Instructions to follow: Return each line of the material that contains the string "probavnog". Case matters.

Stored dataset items
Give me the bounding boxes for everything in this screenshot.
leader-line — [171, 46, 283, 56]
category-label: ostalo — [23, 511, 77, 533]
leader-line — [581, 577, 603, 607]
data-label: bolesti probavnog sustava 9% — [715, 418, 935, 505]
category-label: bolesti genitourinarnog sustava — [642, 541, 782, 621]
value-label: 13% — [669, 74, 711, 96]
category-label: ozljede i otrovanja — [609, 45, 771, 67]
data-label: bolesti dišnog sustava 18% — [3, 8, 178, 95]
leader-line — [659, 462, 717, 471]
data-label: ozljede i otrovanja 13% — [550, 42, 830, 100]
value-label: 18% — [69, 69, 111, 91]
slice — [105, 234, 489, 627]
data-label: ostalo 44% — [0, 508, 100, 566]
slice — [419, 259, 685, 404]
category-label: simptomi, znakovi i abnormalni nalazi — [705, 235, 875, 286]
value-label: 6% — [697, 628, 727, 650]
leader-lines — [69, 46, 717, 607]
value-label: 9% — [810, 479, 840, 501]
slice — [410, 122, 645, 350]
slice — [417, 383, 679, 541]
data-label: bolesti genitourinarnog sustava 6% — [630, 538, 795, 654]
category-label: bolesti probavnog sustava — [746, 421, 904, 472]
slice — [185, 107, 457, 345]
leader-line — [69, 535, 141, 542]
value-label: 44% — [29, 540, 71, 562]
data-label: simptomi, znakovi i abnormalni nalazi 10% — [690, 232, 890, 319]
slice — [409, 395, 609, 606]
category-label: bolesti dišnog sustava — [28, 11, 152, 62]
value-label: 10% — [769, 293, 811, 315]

Worked solution:
data-label: bolesti probavnog sustava 9% — [715, 418, 935, 505]
category-label: bolesti probavnog sustava — [746, 421, 904, 472]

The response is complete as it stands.